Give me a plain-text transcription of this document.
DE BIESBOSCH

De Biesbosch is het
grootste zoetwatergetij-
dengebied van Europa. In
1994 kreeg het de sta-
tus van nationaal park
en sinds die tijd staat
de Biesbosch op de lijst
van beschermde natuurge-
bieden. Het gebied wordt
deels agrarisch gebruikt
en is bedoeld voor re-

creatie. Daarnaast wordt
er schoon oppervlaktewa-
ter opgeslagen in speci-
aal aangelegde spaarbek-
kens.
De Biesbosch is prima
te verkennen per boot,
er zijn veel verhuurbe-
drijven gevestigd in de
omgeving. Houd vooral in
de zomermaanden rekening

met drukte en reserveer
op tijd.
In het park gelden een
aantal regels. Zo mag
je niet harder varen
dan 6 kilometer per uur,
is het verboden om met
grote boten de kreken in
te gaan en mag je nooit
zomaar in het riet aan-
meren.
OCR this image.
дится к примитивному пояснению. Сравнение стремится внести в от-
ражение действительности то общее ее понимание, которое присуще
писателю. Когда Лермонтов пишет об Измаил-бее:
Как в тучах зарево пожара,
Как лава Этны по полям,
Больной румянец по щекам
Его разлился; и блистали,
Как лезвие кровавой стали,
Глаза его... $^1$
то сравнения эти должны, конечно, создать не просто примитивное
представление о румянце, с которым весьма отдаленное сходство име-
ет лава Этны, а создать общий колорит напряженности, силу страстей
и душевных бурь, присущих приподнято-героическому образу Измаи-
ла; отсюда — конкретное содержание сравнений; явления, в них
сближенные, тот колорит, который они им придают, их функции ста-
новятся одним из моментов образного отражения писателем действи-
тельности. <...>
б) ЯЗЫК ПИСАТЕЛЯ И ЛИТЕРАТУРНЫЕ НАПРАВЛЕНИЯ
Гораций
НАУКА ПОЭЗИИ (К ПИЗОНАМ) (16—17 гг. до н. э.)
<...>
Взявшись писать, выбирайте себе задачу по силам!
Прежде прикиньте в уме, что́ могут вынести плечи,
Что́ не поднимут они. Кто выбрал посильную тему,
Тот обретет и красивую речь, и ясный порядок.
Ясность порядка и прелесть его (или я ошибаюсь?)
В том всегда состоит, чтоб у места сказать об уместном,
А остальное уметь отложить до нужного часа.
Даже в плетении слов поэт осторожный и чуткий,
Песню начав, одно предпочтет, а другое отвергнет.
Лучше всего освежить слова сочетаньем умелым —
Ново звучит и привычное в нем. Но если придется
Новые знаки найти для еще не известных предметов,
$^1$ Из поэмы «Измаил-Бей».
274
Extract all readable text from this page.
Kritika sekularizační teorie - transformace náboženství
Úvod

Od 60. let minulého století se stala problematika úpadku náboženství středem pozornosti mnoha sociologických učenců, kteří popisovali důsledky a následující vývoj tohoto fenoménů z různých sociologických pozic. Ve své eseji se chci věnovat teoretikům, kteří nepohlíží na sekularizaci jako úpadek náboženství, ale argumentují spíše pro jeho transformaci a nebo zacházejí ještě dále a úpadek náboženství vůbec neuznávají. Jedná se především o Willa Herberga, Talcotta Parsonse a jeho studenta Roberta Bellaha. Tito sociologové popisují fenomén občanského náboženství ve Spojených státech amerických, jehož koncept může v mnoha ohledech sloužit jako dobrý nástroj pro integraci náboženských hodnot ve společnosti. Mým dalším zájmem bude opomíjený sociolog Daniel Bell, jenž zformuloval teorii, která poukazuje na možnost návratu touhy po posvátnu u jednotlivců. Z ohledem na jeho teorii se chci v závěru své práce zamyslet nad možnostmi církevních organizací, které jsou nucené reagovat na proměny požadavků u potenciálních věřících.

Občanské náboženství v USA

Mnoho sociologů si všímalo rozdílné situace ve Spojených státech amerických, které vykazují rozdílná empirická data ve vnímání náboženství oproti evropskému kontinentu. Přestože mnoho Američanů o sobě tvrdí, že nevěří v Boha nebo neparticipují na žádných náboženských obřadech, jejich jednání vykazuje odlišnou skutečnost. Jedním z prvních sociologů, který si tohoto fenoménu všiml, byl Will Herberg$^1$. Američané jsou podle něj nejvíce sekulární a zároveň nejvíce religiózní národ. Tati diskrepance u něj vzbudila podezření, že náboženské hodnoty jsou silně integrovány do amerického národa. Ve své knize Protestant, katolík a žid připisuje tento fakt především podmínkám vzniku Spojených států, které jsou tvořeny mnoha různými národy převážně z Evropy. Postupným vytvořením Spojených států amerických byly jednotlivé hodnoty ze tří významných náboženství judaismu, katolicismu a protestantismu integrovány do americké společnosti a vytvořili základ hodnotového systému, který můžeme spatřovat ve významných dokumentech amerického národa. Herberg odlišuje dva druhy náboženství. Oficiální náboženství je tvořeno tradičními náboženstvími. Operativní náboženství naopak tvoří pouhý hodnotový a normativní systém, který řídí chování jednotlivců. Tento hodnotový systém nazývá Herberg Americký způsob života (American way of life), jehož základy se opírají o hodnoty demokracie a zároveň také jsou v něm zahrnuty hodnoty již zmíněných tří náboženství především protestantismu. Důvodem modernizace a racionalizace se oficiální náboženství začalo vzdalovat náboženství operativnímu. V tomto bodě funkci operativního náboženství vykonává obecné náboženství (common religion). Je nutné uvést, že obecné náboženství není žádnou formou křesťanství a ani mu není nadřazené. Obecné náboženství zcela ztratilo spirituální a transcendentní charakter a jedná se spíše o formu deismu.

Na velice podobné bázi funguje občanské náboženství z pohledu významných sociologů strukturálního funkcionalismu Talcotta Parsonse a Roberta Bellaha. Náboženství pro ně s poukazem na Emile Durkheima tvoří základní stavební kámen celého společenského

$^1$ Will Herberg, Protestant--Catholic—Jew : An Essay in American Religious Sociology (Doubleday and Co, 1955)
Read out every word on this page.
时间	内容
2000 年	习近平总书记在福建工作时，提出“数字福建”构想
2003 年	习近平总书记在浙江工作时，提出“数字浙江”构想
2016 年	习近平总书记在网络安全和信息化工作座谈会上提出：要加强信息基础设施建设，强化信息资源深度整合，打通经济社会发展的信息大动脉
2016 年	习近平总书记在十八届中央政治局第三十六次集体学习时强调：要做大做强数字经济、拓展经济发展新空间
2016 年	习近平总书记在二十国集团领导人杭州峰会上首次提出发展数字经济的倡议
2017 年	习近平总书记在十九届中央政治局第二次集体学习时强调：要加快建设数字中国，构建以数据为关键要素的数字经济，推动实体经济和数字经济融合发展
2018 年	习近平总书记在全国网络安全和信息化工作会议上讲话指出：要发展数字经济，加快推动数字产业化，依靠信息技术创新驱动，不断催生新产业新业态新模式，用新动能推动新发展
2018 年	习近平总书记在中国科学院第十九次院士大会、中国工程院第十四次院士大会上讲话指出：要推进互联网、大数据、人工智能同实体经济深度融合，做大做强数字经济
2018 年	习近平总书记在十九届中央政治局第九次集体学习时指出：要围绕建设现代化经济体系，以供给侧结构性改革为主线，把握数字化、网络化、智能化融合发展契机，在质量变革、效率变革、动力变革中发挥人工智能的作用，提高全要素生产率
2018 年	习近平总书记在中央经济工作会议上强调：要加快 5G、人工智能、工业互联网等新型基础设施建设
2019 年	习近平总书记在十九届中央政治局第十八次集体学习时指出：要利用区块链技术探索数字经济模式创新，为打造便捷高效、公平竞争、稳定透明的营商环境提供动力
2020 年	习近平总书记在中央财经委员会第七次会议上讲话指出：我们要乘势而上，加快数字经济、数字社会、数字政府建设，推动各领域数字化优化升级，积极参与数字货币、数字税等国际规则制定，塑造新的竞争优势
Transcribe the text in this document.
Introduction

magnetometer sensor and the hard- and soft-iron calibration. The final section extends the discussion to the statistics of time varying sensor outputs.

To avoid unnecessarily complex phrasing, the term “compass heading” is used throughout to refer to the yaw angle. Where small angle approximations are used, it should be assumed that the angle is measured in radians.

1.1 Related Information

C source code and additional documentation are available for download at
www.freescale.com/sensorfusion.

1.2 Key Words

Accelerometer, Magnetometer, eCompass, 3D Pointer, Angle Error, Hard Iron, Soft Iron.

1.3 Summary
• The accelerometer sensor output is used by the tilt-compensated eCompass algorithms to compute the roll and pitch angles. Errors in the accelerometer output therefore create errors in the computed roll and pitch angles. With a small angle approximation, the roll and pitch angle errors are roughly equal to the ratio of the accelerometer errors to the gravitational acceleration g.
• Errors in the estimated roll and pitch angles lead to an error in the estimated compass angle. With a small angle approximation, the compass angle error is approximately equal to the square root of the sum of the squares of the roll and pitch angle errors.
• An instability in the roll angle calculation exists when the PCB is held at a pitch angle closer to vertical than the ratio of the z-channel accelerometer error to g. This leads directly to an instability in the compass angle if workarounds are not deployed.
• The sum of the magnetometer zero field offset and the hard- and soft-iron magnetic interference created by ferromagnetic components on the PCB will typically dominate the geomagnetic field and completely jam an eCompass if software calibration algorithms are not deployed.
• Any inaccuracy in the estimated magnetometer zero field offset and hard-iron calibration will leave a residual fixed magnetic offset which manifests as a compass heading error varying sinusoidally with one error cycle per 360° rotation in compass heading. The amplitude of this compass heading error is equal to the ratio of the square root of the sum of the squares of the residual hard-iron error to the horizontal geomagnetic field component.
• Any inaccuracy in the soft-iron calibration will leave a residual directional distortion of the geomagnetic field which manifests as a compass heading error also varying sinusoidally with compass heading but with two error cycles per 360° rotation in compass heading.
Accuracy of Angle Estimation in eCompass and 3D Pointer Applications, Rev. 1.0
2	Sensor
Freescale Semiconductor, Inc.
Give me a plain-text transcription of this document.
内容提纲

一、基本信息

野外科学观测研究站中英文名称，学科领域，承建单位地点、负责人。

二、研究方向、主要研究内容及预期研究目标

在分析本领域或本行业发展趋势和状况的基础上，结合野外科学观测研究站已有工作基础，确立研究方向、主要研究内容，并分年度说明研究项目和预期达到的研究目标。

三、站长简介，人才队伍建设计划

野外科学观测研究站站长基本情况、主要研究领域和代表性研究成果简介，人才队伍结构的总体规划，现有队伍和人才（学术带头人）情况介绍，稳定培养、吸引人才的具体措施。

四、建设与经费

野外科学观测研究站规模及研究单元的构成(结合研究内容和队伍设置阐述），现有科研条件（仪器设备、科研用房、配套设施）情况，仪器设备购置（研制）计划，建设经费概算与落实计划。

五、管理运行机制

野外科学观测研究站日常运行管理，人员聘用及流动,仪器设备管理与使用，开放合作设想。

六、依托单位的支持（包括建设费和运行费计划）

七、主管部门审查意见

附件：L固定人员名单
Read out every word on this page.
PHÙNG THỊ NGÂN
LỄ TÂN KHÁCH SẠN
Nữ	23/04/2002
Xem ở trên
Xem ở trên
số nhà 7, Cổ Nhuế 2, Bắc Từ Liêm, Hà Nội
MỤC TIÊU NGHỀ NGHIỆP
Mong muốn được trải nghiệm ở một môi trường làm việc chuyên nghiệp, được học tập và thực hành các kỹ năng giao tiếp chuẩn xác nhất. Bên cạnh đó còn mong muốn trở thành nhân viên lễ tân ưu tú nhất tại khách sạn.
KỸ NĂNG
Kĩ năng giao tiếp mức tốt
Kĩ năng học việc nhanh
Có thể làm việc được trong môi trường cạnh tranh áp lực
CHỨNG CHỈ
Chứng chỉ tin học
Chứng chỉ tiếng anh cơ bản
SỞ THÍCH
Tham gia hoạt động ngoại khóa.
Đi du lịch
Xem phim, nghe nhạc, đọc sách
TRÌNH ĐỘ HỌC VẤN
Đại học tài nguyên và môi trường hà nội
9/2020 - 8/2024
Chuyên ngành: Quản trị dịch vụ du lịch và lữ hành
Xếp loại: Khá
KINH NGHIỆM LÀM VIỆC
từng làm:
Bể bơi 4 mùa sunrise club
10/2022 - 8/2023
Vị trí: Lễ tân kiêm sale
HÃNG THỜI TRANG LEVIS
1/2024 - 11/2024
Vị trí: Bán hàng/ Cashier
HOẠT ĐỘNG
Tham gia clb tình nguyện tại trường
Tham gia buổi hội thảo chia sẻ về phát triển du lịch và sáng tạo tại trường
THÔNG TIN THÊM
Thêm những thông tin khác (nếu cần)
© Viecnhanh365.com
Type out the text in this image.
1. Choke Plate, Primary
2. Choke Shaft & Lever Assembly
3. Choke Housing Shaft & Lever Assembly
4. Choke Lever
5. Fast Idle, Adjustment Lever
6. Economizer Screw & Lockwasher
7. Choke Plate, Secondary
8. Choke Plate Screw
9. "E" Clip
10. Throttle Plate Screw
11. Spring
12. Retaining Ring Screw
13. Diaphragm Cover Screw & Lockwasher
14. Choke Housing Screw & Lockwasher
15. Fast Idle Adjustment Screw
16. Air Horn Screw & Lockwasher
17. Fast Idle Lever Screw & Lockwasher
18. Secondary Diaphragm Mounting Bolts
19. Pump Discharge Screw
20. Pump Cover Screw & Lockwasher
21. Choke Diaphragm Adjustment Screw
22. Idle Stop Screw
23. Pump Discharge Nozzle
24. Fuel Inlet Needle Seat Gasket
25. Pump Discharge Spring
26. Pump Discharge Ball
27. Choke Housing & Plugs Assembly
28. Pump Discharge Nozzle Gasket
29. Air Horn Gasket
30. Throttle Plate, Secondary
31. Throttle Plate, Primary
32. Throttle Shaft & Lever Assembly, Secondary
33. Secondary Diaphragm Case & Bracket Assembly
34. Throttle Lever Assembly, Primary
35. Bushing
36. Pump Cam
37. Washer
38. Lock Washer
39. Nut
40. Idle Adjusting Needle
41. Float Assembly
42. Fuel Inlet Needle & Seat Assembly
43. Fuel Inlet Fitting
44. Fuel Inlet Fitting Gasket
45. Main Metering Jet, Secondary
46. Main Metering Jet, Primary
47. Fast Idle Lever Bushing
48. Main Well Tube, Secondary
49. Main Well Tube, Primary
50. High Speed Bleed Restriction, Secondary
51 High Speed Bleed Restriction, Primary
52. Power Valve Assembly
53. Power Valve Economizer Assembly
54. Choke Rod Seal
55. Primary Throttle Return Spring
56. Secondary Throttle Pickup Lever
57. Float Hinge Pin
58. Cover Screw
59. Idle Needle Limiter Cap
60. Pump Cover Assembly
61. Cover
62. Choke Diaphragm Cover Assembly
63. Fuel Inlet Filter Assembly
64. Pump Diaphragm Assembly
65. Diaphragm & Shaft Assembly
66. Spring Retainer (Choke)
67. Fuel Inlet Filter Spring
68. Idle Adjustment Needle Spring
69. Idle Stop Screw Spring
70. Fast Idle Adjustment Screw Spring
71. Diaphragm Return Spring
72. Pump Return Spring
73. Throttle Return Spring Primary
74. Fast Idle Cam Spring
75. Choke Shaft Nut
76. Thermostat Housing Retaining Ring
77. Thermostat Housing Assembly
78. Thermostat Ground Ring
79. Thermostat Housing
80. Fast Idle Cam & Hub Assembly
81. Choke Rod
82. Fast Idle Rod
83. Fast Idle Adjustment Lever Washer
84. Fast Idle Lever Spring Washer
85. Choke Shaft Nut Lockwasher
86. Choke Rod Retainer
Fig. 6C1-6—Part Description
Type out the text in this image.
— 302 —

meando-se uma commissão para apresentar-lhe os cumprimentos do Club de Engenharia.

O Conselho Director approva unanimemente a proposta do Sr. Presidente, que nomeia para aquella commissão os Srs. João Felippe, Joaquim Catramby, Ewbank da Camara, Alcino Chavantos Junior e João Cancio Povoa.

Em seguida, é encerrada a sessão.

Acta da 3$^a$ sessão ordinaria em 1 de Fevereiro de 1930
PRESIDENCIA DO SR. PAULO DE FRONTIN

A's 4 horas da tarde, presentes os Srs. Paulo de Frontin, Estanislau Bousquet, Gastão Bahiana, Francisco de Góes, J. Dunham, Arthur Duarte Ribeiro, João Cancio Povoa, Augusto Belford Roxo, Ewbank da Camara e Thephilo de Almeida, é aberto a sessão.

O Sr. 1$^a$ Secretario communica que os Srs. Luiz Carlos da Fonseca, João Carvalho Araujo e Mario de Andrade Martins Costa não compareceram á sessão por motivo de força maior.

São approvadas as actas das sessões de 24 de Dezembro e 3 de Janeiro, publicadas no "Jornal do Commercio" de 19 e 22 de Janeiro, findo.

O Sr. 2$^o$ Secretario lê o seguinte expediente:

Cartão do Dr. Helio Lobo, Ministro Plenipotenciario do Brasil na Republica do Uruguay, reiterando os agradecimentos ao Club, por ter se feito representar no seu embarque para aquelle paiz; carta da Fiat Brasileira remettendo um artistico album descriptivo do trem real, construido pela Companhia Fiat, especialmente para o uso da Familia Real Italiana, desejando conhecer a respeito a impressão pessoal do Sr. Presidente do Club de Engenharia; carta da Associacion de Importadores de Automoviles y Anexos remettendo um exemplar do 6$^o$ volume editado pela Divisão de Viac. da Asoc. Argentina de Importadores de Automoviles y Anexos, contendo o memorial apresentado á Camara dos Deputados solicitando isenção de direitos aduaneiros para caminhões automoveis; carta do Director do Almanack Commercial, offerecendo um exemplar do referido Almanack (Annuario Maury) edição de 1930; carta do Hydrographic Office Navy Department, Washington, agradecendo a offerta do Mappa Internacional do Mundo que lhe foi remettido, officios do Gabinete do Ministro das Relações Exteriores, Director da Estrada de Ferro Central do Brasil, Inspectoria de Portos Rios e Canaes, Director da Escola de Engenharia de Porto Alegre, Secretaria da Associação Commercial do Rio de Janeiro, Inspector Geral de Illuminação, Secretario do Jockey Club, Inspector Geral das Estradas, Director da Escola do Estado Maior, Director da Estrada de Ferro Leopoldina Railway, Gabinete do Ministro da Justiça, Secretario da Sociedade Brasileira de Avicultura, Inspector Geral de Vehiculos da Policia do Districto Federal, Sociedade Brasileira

┄┄┄┄┄┄┄┄┄┄┄┄┄┄┄┄┄┄┄┄

• Stated exercise
In the material above, find each line that contains the word "Economizer", and select it.

• Solution to this task
6. Economizer Screw & Lockwasher
53. Power Valve Economizer Assembly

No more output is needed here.